▶ Instructions for the task
Only the number is needed: how many lines of the records include "intensity"?
• • •
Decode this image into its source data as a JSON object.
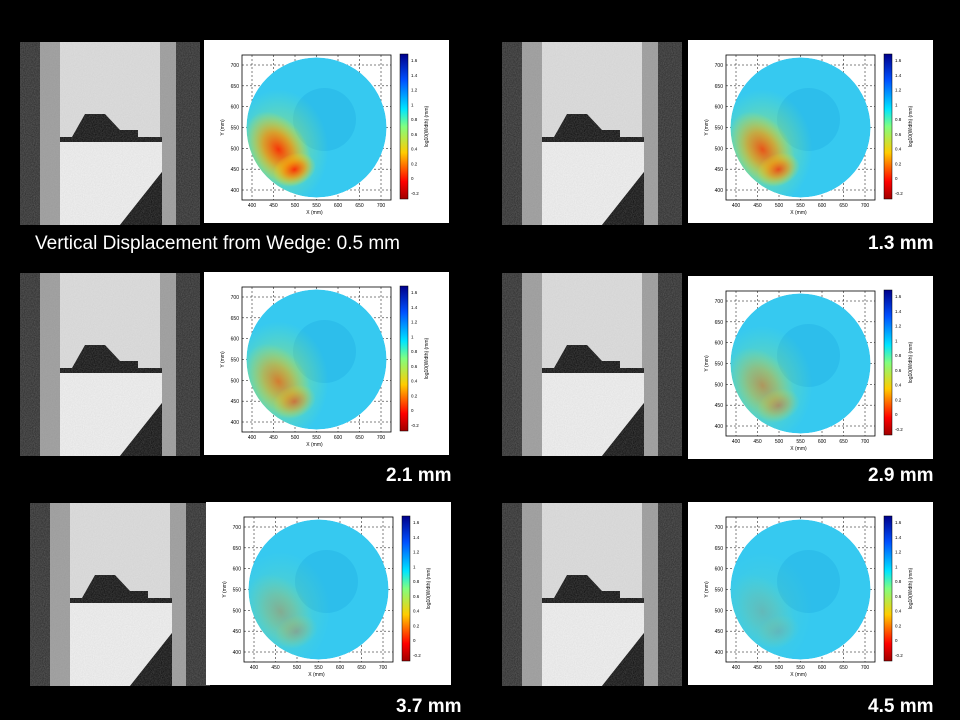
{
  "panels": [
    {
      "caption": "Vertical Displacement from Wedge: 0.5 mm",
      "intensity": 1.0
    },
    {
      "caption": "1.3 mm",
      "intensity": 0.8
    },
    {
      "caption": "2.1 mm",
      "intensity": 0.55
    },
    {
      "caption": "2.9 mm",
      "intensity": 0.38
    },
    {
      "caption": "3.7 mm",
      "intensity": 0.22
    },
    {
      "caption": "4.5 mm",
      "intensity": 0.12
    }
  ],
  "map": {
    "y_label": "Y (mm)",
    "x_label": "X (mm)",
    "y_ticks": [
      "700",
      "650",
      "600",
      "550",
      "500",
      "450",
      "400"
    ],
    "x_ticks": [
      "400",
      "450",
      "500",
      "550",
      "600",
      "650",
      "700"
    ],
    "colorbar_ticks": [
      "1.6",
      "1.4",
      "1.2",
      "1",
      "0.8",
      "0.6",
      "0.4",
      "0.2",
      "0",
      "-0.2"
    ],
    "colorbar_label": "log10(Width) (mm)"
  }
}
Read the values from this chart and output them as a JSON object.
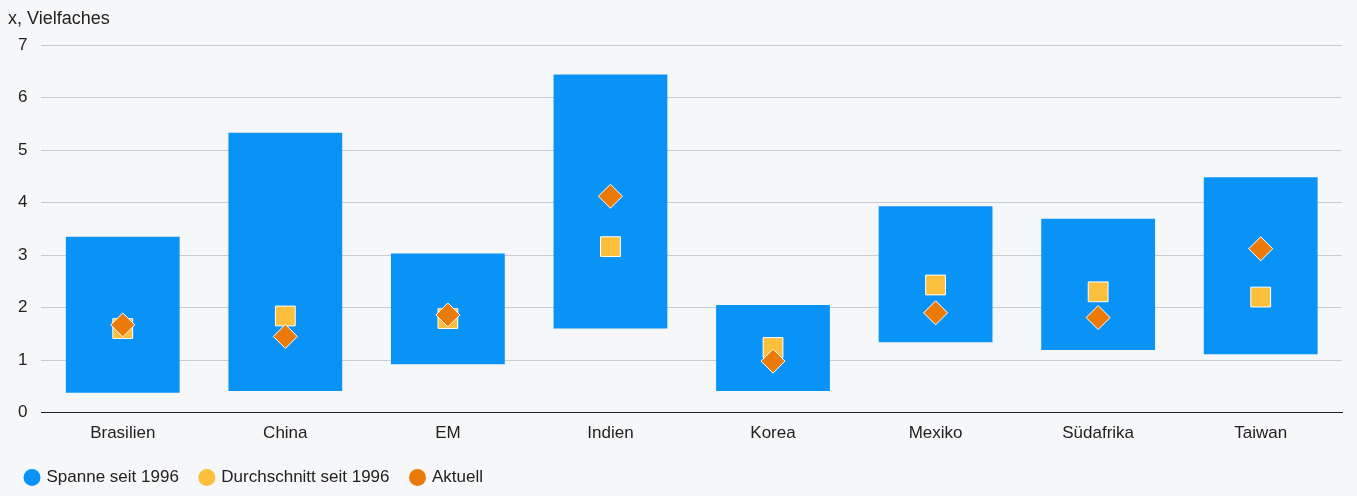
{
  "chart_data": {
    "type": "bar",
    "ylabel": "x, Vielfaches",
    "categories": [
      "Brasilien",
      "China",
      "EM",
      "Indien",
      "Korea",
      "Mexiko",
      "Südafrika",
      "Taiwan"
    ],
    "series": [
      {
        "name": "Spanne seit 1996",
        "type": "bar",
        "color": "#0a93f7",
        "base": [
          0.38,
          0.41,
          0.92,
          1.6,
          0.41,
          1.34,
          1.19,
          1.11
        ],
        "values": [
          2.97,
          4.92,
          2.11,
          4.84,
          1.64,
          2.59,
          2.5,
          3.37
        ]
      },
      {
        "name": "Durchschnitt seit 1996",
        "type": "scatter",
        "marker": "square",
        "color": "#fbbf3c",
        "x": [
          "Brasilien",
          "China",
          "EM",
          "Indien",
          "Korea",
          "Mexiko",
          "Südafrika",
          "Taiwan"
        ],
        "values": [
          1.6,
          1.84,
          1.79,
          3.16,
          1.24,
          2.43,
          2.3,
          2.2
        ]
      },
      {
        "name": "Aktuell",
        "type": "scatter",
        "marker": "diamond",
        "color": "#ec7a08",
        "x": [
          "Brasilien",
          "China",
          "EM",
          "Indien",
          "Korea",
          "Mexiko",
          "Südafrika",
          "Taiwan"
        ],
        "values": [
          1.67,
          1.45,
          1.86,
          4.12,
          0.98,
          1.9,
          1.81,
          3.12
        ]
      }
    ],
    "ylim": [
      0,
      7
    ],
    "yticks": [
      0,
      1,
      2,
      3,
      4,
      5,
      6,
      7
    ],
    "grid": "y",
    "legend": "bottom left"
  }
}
• • •
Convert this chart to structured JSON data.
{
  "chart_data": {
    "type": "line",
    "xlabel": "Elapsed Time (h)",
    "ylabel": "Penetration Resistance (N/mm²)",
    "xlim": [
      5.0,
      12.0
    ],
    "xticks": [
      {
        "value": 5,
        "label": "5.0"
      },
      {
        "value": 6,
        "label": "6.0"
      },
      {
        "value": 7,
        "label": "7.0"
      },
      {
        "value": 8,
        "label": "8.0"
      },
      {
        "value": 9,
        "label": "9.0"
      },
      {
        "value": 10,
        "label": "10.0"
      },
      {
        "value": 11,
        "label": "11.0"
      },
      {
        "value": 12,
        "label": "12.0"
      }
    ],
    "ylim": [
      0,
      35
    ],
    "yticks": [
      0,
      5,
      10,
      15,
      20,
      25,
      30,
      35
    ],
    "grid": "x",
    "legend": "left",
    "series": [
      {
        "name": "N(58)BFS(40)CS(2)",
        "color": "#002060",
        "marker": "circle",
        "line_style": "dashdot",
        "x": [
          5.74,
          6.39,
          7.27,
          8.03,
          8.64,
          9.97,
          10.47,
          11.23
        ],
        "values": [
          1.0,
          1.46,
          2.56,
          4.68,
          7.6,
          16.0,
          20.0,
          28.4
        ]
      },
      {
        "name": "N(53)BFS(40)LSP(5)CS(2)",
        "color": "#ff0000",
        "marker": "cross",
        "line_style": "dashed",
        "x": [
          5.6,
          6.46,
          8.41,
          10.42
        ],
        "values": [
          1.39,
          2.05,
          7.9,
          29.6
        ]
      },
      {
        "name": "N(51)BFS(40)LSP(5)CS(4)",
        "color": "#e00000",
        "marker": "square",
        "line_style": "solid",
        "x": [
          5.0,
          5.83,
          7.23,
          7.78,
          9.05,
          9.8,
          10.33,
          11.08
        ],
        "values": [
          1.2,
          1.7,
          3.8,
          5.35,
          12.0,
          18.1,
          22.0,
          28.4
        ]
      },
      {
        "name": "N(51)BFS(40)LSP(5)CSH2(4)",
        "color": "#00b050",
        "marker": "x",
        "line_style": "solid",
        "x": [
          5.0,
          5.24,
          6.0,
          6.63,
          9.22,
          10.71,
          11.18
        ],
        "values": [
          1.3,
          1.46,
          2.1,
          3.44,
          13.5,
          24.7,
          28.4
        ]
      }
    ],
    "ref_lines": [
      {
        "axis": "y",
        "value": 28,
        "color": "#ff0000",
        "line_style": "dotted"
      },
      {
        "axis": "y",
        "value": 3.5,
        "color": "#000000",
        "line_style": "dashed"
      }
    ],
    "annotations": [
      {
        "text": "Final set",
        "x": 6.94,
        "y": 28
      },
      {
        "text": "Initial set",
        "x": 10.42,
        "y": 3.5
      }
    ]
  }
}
• • •
▶ Answer below
6